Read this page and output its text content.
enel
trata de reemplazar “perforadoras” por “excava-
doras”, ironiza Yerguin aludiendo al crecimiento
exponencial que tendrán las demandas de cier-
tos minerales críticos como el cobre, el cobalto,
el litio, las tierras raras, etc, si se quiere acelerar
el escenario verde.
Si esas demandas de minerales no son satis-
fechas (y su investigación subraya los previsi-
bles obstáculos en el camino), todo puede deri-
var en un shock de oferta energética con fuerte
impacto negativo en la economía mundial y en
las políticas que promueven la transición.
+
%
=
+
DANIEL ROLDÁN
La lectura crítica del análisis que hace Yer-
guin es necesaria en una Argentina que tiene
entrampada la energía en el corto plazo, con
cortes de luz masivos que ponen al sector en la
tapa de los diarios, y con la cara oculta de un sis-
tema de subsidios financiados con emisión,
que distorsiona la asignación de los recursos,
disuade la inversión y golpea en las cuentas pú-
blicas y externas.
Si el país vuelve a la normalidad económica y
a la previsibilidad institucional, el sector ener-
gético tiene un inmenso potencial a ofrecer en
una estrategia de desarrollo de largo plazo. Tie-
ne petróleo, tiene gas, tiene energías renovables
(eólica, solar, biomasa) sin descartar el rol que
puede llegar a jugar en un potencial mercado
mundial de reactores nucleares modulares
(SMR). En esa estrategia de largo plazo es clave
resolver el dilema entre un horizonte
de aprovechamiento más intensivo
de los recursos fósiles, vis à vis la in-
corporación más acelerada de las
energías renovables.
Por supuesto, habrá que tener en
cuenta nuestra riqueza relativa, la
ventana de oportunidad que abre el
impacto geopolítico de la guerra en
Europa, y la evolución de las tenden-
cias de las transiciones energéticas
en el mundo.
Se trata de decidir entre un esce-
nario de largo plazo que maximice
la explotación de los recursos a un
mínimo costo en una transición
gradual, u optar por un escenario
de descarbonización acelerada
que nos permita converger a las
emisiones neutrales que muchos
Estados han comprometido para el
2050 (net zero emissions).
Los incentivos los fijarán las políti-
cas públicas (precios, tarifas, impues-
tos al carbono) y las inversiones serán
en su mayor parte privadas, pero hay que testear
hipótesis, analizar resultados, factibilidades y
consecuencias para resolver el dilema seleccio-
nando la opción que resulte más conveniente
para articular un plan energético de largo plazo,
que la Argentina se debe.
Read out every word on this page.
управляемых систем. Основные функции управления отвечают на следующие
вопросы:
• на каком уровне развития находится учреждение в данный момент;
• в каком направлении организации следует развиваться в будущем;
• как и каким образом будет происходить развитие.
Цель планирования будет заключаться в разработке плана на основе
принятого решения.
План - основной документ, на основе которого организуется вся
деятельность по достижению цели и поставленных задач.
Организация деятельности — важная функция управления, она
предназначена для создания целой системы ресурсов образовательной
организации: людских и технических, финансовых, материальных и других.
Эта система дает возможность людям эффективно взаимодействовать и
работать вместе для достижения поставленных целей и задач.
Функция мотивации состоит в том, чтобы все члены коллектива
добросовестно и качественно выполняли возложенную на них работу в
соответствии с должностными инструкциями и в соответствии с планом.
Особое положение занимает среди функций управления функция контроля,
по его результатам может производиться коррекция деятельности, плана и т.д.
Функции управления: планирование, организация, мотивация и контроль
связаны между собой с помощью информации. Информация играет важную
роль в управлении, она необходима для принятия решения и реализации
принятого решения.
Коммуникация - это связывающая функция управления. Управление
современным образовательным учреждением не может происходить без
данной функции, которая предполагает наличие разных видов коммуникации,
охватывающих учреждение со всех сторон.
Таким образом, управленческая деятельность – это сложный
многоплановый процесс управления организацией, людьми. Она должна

▬▬▬▬▬▬▬▬▬▬

Identify and extract each line of the listing that contains "каком".

• на каком уровне развития находится учреждение в данный момент;
• в каком направлении организации следует развиваться в будущем;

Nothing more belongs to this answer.